Task to complete: Within the records that follow, find every line containing the string "JSON". Copy those lines.

(begin)

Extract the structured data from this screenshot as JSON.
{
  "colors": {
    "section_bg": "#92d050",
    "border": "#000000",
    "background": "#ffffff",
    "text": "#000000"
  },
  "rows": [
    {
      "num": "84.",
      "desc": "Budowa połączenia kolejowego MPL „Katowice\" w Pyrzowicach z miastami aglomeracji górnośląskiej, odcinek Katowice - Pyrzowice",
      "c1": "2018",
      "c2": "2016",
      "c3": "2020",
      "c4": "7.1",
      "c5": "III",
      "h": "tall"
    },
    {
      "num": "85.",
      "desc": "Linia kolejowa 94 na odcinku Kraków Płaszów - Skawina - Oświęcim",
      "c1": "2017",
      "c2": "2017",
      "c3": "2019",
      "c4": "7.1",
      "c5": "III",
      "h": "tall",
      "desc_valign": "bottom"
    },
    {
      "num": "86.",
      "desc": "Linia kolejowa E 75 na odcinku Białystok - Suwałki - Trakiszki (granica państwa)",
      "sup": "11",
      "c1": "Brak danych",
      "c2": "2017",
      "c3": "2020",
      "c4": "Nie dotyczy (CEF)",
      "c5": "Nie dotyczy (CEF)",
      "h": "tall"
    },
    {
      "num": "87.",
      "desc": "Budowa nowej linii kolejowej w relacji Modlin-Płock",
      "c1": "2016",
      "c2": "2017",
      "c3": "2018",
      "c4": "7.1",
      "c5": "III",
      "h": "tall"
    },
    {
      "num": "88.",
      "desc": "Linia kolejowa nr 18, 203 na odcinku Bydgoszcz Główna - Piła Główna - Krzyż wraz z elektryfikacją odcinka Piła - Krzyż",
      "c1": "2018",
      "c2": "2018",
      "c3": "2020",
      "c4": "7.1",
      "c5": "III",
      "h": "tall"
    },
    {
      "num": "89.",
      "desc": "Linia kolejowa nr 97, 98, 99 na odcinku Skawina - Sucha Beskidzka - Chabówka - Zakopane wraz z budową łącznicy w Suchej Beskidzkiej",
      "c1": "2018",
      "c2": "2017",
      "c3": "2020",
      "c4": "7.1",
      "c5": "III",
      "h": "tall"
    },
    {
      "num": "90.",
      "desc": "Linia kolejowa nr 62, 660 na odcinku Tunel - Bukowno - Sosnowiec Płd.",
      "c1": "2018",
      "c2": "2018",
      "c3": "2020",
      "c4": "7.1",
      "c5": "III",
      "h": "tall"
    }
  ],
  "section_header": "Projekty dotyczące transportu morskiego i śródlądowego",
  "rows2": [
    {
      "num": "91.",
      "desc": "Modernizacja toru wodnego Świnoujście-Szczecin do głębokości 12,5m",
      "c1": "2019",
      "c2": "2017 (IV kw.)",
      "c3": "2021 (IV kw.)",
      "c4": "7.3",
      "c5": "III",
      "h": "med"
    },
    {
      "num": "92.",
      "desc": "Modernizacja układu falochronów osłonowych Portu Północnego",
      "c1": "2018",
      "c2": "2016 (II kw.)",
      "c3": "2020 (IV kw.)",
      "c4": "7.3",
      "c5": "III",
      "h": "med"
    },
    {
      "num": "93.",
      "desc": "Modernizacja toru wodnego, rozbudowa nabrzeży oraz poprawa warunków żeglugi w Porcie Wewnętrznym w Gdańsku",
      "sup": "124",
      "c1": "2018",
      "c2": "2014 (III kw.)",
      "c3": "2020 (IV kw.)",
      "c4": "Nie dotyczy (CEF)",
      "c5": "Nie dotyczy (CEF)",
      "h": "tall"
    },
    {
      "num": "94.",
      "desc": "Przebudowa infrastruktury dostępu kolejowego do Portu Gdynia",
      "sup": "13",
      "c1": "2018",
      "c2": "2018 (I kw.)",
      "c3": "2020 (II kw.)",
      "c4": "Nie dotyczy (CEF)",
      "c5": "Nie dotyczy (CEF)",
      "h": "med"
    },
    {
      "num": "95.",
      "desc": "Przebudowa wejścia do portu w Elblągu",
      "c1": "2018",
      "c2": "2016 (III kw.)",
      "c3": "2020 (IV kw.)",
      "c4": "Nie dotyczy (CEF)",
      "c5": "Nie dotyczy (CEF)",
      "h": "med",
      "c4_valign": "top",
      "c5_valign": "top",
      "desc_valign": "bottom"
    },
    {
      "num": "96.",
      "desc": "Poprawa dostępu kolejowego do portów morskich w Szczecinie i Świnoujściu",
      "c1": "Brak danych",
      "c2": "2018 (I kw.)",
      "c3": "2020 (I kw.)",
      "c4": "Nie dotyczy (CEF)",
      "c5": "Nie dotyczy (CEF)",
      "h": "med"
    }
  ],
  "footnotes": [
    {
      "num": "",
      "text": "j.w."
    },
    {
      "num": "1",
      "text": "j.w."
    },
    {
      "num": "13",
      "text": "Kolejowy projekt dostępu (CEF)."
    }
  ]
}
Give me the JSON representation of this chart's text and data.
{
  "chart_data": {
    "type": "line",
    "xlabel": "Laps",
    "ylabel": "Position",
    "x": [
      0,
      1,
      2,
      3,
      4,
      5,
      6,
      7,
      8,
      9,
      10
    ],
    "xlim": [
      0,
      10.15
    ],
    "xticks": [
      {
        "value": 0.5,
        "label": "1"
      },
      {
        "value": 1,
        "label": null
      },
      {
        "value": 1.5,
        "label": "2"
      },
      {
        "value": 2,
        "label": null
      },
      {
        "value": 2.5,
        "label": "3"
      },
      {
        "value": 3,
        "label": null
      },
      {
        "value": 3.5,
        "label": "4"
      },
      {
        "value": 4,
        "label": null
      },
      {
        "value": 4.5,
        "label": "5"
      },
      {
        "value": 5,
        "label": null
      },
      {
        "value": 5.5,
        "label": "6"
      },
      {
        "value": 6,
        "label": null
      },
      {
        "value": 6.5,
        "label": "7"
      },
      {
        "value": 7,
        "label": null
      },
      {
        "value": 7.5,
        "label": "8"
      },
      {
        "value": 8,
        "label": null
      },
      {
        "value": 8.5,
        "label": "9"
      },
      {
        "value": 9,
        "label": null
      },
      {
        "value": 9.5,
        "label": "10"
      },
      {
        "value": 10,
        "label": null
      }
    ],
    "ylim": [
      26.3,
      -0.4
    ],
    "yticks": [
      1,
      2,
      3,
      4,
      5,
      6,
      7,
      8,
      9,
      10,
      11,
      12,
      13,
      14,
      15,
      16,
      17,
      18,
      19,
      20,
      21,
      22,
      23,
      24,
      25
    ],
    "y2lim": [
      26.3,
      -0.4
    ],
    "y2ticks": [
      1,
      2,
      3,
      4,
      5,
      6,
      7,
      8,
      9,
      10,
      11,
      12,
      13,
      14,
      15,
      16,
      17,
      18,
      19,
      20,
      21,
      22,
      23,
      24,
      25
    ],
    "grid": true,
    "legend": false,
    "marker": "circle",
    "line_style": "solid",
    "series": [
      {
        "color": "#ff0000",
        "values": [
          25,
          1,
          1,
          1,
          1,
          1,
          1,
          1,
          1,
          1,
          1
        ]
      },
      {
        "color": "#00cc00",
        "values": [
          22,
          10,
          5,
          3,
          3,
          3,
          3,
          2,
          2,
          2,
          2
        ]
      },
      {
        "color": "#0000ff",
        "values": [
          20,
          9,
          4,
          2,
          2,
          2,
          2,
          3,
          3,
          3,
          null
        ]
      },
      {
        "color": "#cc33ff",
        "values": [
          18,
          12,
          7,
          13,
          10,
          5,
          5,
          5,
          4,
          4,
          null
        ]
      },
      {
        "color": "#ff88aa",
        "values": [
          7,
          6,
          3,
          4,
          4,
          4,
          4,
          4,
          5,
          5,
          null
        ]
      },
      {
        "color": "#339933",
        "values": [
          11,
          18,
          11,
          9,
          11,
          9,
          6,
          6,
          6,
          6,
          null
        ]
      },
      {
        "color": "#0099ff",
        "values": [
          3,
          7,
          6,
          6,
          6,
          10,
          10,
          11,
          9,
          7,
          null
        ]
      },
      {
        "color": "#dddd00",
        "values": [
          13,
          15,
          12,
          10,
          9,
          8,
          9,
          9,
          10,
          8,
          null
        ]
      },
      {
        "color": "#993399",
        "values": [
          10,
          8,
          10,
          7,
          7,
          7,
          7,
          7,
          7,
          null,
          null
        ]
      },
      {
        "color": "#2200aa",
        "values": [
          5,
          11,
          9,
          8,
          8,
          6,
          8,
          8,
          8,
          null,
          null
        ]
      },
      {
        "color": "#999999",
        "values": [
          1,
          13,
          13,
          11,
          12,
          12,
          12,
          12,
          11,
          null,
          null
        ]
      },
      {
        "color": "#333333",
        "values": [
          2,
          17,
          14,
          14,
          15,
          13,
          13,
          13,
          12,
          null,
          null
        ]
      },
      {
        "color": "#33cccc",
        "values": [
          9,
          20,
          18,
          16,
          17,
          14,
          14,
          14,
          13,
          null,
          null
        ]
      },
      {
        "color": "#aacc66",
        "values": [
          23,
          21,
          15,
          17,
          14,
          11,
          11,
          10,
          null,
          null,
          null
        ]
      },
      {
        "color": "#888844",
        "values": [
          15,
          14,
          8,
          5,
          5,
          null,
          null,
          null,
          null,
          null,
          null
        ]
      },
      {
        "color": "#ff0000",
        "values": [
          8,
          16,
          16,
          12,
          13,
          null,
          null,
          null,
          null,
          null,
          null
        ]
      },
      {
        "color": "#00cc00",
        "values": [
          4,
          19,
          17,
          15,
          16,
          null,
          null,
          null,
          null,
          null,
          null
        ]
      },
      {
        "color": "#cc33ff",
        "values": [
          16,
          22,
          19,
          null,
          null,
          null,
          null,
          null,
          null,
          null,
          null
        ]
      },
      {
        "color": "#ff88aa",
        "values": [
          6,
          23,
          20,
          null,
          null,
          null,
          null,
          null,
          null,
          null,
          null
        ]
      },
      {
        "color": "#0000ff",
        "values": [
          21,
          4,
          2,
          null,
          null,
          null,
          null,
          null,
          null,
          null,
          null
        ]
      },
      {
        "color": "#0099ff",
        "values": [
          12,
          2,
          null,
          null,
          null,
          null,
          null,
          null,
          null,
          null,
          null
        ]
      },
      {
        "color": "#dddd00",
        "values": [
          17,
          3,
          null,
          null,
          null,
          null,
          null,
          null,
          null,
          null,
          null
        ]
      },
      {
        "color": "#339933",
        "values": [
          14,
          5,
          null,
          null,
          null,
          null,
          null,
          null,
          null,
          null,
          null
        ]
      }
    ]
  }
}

(end)

Answer:
Extract the structured data from this screenshot as JSON.
Give me the JSON representation of this chart's text and data.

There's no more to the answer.